I am working on finishing parts of my basement (after a gut).

I tore out 1" styrofoam insulation and some old Fiberglass Batts in the studs.

My plan is this:

1. Caulk all rim joists with spray foam where the sill meets the foundation (poured foundation)

2. Buy Roxul insulation and cut to size for rim joists cavity.

3. Cover Roxul insulation by installing a 1x2 to each side of joist and screwing either (a) cement board or (b) green board. What do you recommend?

4. Glue 2" XPS to walls (do I need to attach any other way?)

5. Frame and electrical

6. Install FG Batts (maybe, not sure if necessary)

7. Drywall (tape, mud, etc)

8. Party

What do you think of this? I know worthy is the best person on the insulation piece and I've read alot. I don't have any moisture problems in the area I'm working in.

Comments (3)

  • worthy
    12 years ago

    Scrap the Roxul. Fibrous insulation in the rim joists allows the buildup of moisture and mould. Instead, use foam or XPS caulked and sealed.

    Gluing XPS to poured walls generally doesn't work as the walls are too irregular. In any case, it may not meet some Codes, which require mechanical attachment. Instead, you can attach each foam board with concrete screws and fender washers or run strapping across multiple foam boards. Fibrous insulation to the interior can add up to R13.65 for a 2x4 wall.

    Use shiplap XPS or tape the seams for optimal airtightness. In some markets, you can obtain XPS in 4' wide sizes.

    Here is a link that might be useful: Building Science Corp. on Rim Joists

  • Graeme
    Original Author
    12 years ago

    worthy,

    I know that in my city, we are currently required to follow the IRC (or at least that's what the building inspectors follow). It's nice to know I don't need to firebreak the foam/xps in the rim joists.

    Do you recommend having the rim joist spray foamed? This is right below my kitchen and the kitchen is the furthest heat run from the furnace. Would this help with heating/cooling this area?

TASK SET -
a: Reproduce word for word the part of the basement insulation discussion that opens with "Use shiplap XPS" and closes with "heating/cooling this area?".
b: Carry on the basement insulation discussion from its last sentence.
The material that comes after the basement insulation discussion isn't needed for anything here.

INFORMATION SUPPLIED -
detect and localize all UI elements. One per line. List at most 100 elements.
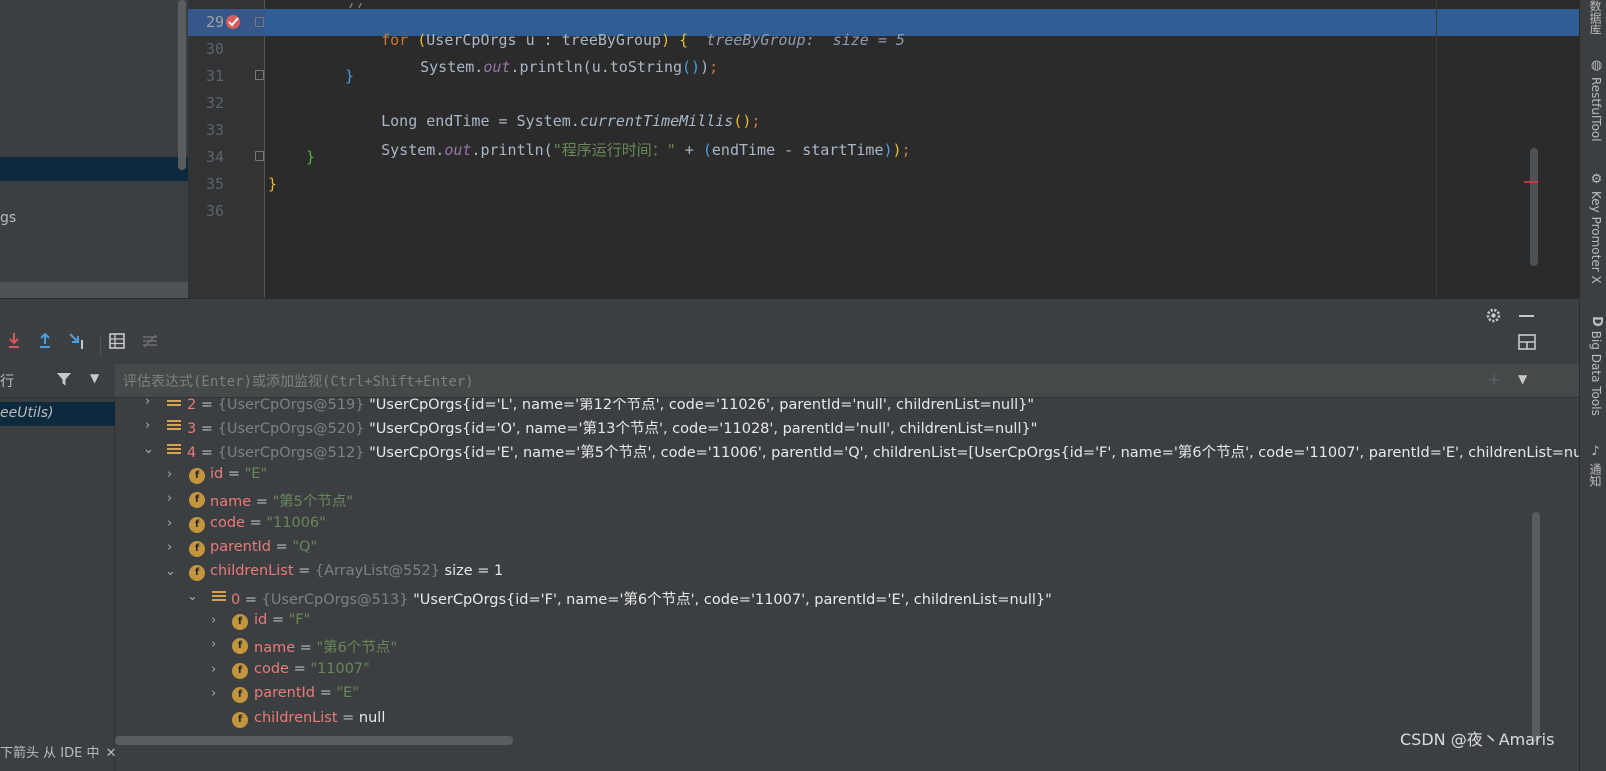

RESPONSES TO THE TASKS -
a:
Use shiplap XPS or tape the seams for optimal airtightness. In some markets, you can obtain XPS in 4' wide sizes.

    Here is a link that might be useful: Building Science Corp. on Rim Joists

  • Graeme
    Original Author
    12 years ago

    worthy,

    I know that in my city, we are currently required to follow the IRC (or at least that's what the building inspectors follow). It's nice to know I don't need to firebreak the foam/xps in the rim joists.

    Do you recommend having the rim joist spray foamed? This is right below my kitchen and the kitchen is the furthest heat run from the furnace. Would this help with heating/cooling this area?

b:
    Can you provide the link to the mechanical attachment document that would help? I am able to get 4'x8'x2" XPS foam for $26 a sheet.

    You should probably "re-do" a basement and have a link to exactly how you would do everything. It would probably save on answers..

    Thanks for your help. It's really useful for a new DIY project.

  • worthy
    12 years ago

    Early blower doors tests in the 1980s revealed that leaky rim joist areas accounted for unexpectedly large amounts of air infiltration. You can seal rim joist areas with caulking and polyurethane foams (Great Stuff, for instance) and then either insulate with boards or several inches of closed or open celll foams.

    Spray or seal with foam board?" is essentially an economic question.

    What makes sense for a do-it-yourselfer homeowner may be impractical for a homebuilder.

    As a general rule, foaming is faster and tighter with fewer air leaks and thermal bridges than achieved by applying boards. But it's more expensive.

    As a sort of middle ground, diy foam kits sold in the big-box stores can be useful for doing the rims. (I've not personally tried them.)

    The mechanical attachment of the boards is straightforward. You can use concrete screws (Tapcon is a well-known brand) and fender washers on individual boards. Or you can run strapping secured by concrete screws across several boards.